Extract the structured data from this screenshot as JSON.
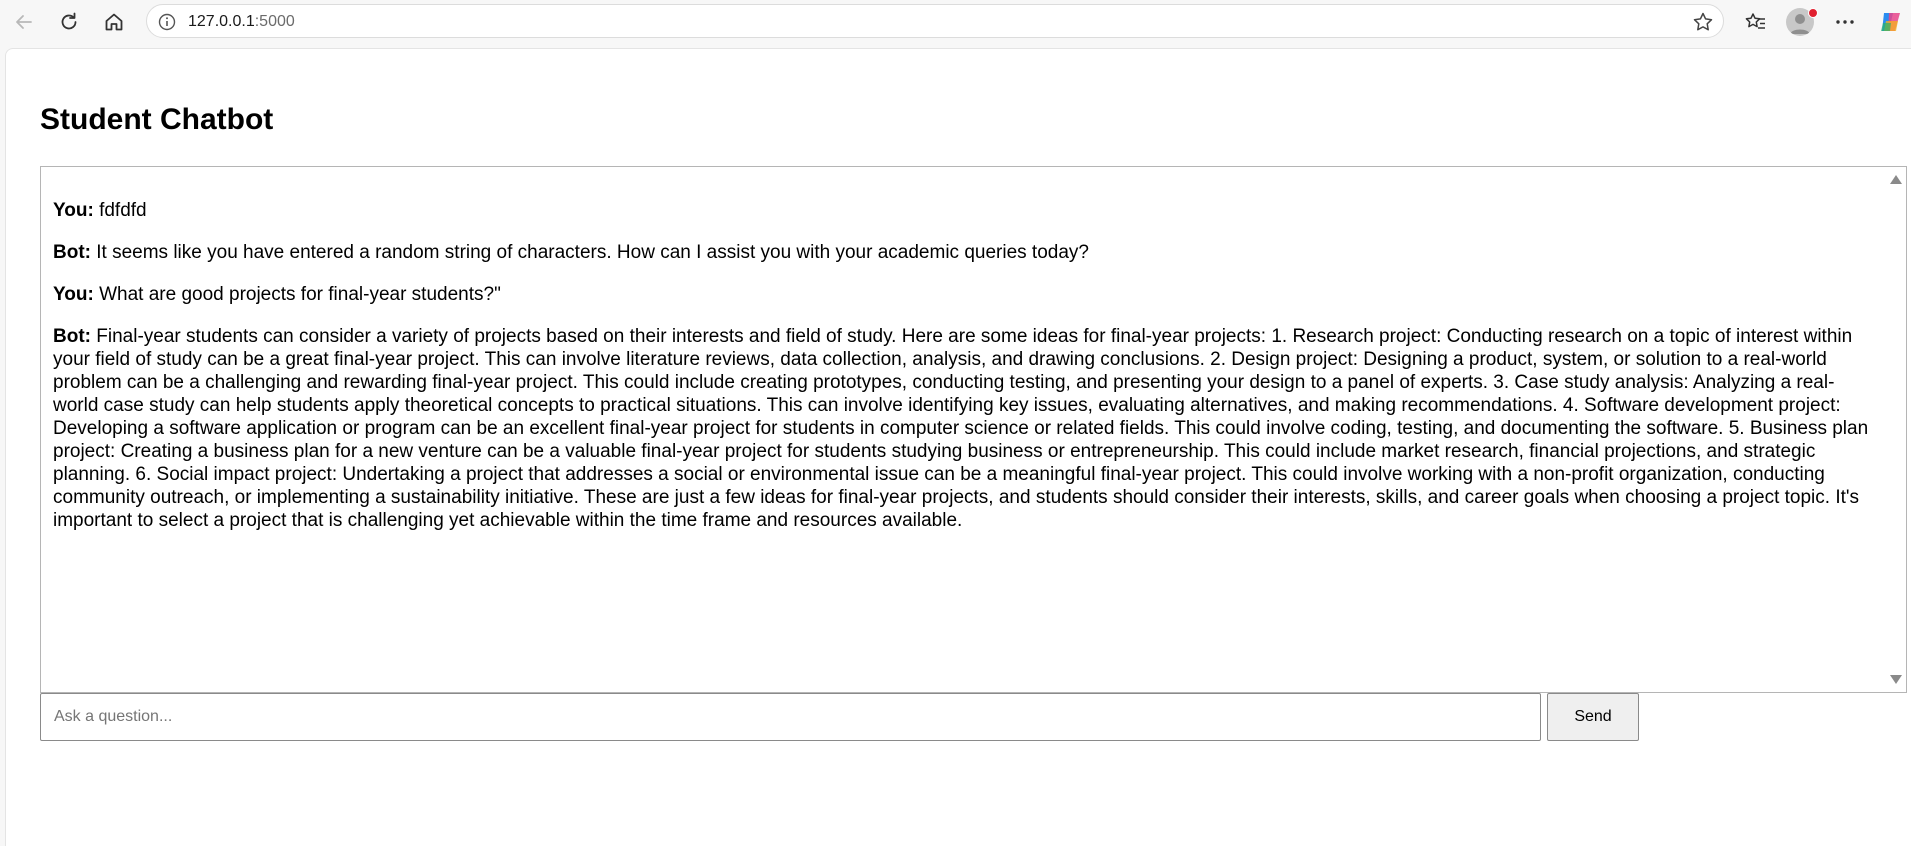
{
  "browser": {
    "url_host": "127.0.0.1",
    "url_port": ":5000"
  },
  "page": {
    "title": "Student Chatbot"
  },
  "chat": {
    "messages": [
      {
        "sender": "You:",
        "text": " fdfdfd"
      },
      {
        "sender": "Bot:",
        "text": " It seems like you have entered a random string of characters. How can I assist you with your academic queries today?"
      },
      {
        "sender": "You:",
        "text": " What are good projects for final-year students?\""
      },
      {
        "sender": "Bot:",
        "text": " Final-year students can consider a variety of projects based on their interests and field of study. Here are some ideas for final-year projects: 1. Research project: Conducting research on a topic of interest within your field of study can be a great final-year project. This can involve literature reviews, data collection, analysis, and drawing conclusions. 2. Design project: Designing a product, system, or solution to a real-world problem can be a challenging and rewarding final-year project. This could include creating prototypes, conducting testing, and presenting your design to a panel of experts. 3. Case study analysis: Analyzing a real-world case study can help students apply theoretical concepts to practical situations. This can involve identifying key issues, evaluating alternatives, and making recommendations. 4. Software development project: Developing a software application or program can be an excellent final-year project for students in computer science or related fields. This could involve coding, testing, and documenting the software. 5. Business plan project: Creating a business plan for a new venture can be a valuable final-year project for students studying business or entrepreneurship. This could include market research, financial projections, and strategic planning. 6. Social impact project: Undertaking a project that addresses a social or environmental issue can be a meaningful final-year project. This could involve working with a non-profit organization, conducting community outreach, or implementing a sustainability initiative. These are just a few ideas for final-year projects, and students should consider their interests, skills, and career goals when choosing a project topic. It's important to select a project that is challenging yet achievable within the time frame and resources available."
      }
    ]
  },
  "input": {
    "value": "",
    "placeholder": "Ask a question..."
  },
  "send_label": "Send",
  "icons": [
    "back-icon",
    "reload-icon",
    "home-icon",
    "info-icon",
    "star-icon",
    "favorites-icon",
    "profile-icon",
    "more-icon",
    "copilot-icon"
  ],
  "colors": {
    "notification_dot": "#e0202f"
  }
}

» **The request**
Repeat the material verbatim. Do not carry over any picture.

» **Result of this exercise**
Extract the structured data from this screenshot as JSON.
{
  "browser": {
    "url_host": "127.0.0.1",
    "url_port": ":5000"
  },
  "page": {
    "title": "Student Chatbot"
  },
  "chat": {
    "messages": [
      {
        "sender": "You:",
        "text": " fdfdfd"
      },
      {
        "sender": "Bot:",
        "text": " It seems like you have entered a random string of characters. How can I assist you with your academic queries today?"
      },
      {
        "sender": "You:",
        "text": " What are good projects for final-year students?\""
      },
      {
        "sender": "Bot:",
        "text": " Final-year students can consider a variety of projects based on their interests and field of study. Here are some ideas for final-year projects: 1. Research project: Conducting research on a topic of interest within your field of study can be a great final-year project. This can involve literature reviews, data collection, analysis, and drawing conclusions. 2. Design project: Designing a product, system, or solution to a real-world problem can be a challenging and rewarding final-year project. This could include creating prototypes, conducting testing, and presenting your design to a panel of experts. 3. Case study analysis: Analyzing a real-world case study can help students apply theoretical concepts to practical situations. This can involve identifying key issues, evaluating alternatives, and making recommendations. 4. Software development project: Developing a software application or program can be an excellent final-year project for students in computer science or related fields. This could involve coding, testing, and documenting the software. 5. Business plan project: Creating a business plan for a new venture can be a valuable final-year project for students studying business or entrepreneurship. This could include market research, financial projections, and strategic planning. 6. Social impact project: Undertaking a project that addresses a social or environmental issue can be a meaningful final-year project. This could involve working with a non-profit organization, conducting community outreach, or implementing a sustainability initiative. These are just a few ideas for final-year projects, and students should consider their interests, skills, and career goals when choosing a project topic. It's important to select a project that is challenging yet achievable within the time frame and resources available."
      }
    ]
  },
  "input": {
    "value": "",
    "placeholder": "Ask a question..."
  },
  "send_label": "Send",
  "icons": [
    "back-icon",
    "reload-icon",
    "home-icon",
    "info-icon",
    "star-icon",
    "favorites-icon",
    "profile-icon",
    "more-icon",
    "copilot-icon"
  ],
  "colors": {
    "notification_dot": "#e0202f"
  }
}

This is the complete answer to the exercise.